WHAT IS NEEDED » Go through the entries below and copy each line containing the word "координат".

Recorded data:
-- -- --

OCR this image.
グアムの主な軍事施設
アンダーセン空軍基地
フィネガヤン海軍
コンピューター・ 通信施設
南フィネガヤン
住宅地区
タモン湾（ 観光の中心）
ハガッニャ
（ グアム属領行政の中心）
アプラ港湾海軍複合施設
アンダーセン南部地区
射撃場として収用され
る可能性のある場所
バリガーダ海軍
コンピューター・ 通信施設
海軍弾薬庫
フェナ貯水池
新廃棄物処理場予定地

-- -- --

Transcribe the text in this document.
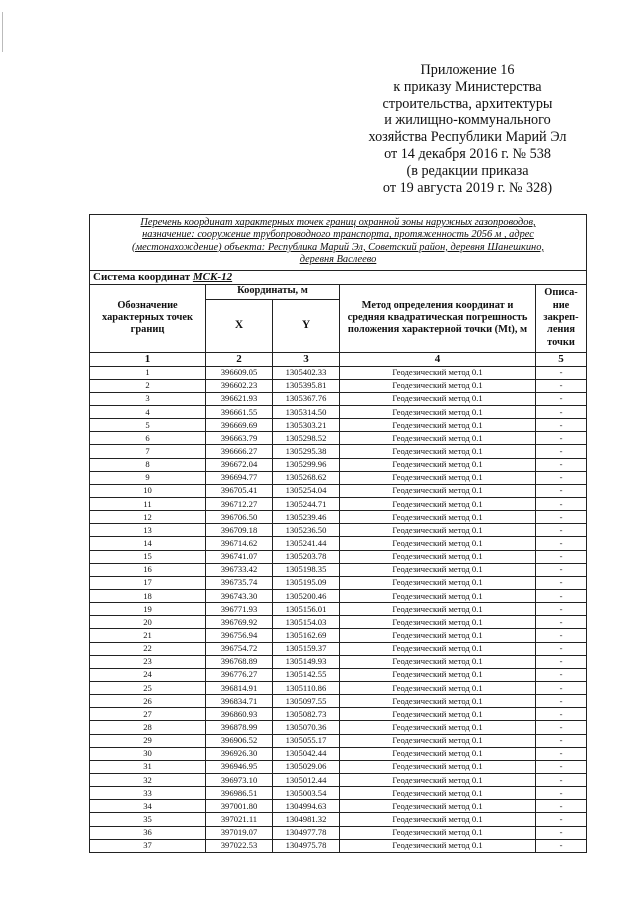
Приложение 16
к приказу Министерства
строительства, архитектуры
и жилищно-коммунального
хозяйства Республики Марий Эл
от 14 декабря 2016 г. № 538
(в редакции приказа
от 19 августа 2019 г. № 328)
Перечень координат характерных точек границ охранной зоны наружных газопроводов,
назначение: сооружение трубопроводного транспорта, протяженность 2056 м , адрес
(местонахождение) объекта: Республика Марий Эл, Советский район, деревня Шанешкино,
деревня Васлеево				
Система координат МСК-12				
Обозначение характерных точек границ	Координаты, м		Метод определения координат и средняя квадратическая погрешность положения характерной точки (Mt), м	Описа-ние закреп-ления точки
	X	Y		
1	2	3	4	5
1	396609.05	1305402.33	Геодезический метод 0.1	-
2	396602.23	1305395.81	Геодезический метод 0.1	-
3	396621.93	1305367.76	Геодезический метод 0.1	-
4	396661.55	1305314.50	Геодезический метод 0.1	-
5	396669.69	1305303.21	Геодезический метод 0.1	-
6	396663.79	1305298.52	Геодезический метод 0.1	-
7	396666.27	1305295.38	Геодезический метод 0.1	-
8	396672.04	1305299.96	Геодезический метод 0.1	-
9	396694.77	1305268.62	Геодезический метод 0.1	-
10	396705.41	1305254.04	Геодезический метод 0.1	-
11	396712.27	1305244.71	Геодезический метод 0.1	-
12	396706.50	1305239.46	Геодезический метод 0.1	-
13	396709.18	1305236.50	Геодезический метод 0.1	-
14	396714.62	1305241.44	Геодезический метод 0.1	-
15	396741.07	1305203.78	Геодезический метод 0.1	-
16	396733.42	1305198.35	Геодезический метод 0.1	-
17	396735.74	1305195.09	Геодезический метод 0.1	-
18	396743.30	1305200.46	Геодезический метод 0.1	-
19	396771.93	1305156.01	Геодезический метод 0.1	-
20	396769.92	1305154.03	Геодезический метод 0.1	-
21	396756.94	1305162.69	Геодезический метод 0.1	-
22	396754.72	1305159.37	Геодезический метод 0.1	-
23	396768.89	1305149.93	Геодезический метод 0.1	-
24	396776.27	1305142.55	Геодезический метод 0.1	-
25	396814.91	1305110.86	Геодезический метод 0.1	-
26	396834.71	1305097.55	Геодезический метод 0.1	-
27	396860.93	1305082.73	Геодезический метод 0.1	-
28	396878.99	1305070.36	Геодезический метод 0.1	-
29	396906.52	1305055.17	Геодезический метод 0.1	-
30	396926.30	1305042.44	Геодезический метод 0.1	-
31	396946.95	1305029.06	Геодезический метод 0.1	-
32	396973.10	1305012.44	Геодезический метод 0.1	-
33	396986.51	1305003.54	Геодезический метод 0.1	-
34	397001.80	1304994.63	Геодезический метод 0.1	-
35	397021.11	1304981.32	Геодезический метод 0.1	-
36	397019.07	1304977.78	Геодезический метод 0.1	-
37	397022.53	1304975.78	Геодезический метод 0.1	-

-- -- --

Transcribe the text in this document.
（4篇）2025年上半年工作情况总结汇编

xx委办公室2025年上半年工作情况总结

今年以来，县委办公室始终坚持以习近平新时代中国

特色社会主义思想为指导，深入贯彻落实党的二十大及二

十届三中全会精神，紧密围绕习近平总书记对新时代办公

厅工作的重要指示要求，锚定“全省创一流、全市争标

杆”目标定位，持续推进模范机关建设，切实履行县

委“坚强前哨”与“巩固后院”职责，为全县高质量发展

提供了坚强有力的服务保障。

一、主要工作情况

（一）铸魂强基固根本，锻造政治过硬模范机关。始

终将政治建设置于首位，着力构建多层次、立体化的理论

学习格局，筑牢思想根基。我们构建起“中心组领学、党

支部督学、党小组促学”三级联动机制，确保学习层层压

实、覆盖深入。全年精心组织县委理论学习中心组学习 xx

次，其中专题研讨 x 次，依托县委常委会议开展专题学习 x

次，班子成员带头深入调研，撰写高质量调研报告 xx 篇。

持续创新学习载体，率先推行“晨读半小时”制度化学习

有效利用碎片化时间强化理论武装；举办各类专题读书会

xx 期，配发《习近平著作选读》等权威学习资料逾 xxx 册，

-- -- --

EXERCISE RESULT »
Перечень координат характерных точек границ охранной зоны наружных газопроводов,
Система координат МСК-12				
Обозначение характерных точек границ	Координаты, м		Метод определения координат и средняя квадратическая погрешность положения характерной точки (Mt), м	Описа-ние закреп-ления точки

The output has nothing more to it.